Task directions | Find every line in the records below that holds the word "Year", and copy it out.

Records shown |
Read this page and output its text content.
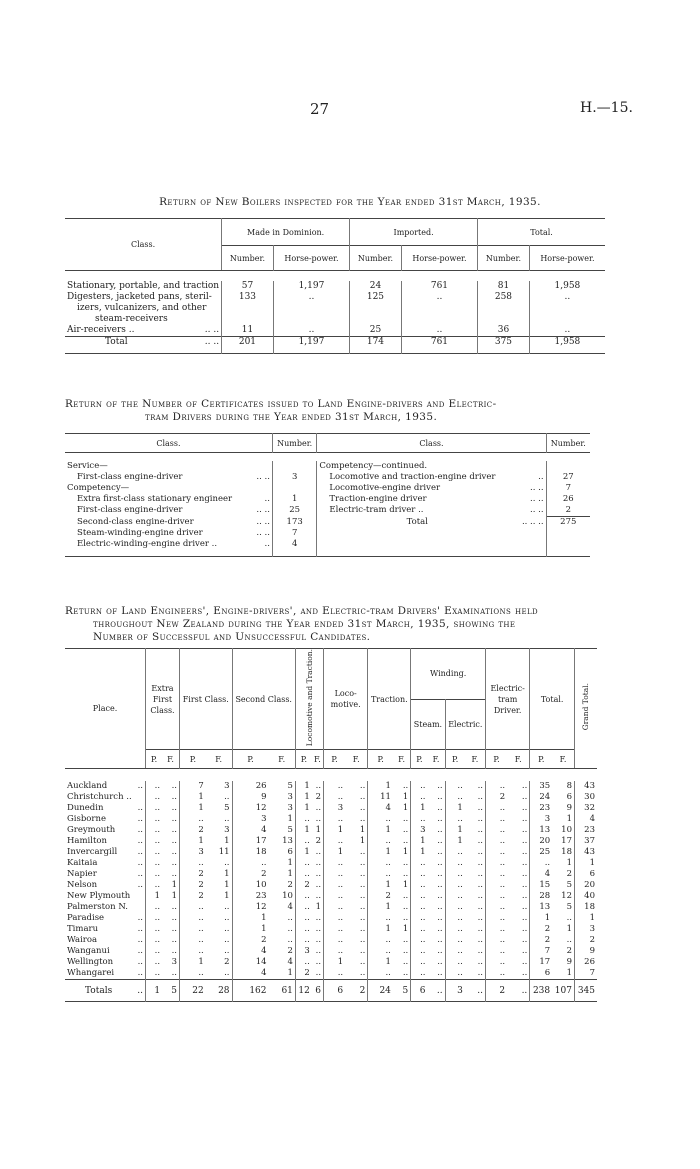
27	H.—15.
Return of New Boilers inspected for the Year ended 31st March, 1935.
Class.	Made in Dominion.		Imported.		Total.	
	Number.	Horse-power.	Number.	Horse-power.	Number.	Horse-power.

Stationary, portable, and traction	57	1,197	24	761	81	1,958
Digesters, jacketed pans, steril-	133	..	125	..	258	..
izers, vulcanizers, and other						
steam-receivers						
Air-receivers .. .. ..	11	..	25	..	36	..
Total .. ..	201	1,197	174	761	375	1,958
Return of the Number of Certificates issued to Land Engine-drivers and Electric-
tram Drivers during the Year ended 31st March, 1935.
Class.		Number.	Class.		Number.

Service—			Competency—continued.		
First-class engine-driver	.. ..	3	Locomotive and traction-engine driver	..	27
Competency—			Locomotive-engine driver	.. ..	7
Extra first-class stationary engineer	..	1	Traction-engine driver	.. ..	26
First-class engine-driver	.. ..	25	Electric-tram driver ..	.. ..	2
Second-class engine-driver	.. ..	173	Total	.. .. ..	275
Steam-winding-engine driver	.. ..	7			
Electric-winding-engine driver ..	..	4			

Return of Land Engineers', Engine-drivers', and Electric-tram Drivers' Examinations held
throughout New Zealand during the Year ended 31st March, 1935, showing the
Number of Successful and Unsuccessful Candidates.
Place.	Extra First Class.		First Class.		Second Class.		Locomotive and Traction.		Loco-motive.		Traction.		Winding.				Electric-tram Driver.		Total.		Grand Total.
													Steam.		Electric.						
	P.	F.	P.	F.	P.	F.	P.	F.	P.	F.	P.	F.	P.	F.	P.	F.	P.	F.	P.	F.	

Auckland ..	..	..	7	3	26	5	1	..	..	..	1	..	..	..	..	..	..	..	35	8	43
Christchurch ..	..	..	1	..	9	3	1	2	..	..	11	1	..	..	..	..	2	..	24	6	30
Dunedin ..	..	..	1	5	12	3	1	..	3	..	4	1	1	..	1	..	..	..	23	9	32
Gisborne ..	..	..	..	..	3	1	..	..	..	..	..	..	..	..	..	..	..	..	3	1	4
Greymouth ..	..	..	2	3	4	5	1	1	1	1	1	..	3	..	1	..	..	..	13	10	23
Hamilton ..	..	..	1	1	17	13	..	2	..	1	..	..	1	..	1	..	..	..	20	17	37
Invercargill ..	..	..	3	11	18	6	1	..	1	..	1	1	1	..	..	..	..	..	25	18	43
Kaitaia ..	..	..	..	..	..	1	..	..	..	..	..	..	..	..	..	..	..	..	..	1	1
Napier ..	..	..	2	1	2	1	..	..	..	..	..	..	..	..	..	..	..	..	4	2	6
Nelson ..	..	1	2	1	10	2	2	..	..	..	1	1	..	..	..	..	..	..	15	5	20
New Plymouth	1	1	2	1	23	10	..	..	..	..	2	..	..	..	..	..	..	..	28	12	40
Palmerston N.	..	..	..	..	12	4	..	1	..	..	1	..	..	..	..	..	..	..	13	5	18
Paradise ..	..	..	..	..	1	..	..	..	..	..	..	..	..	..	..	..	..	..	1	..	1
Timaru ..	..	..	..	..	1	..	..	..	..	..	1	1	..	..	..	..	..	..	2	1	3
Wairoa ..	..	..	..	..	2	..	..	..	..	..	..	..	..	..	..	..	..	..	2	..	2
Wanganui ..	..	..	..	..	4	2	3	..	..	..	..	..	..	..	..	..	..	..	7	2	9
Wellington ..	..	3	1	2	14	4	..	..	1	..	1	..	..	..	..	..	..	..	17	9	26
Whangarei ..	..	..	..	..	4	1	2	..	..	..	..	..	..	..	..	..	..	..	6	1	7
Totals ..	1	5	22	28	162	61	12	6	6	2	24	5	6	..	3	..	2	..	238	107	345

The result |
Return of New Boilers inspected for the Year ended 31st March, 1935.
tram Drivers during the Year ended 31st March, 1935.
throughout New Zealand during the Year ended 31st March, 1935, showing the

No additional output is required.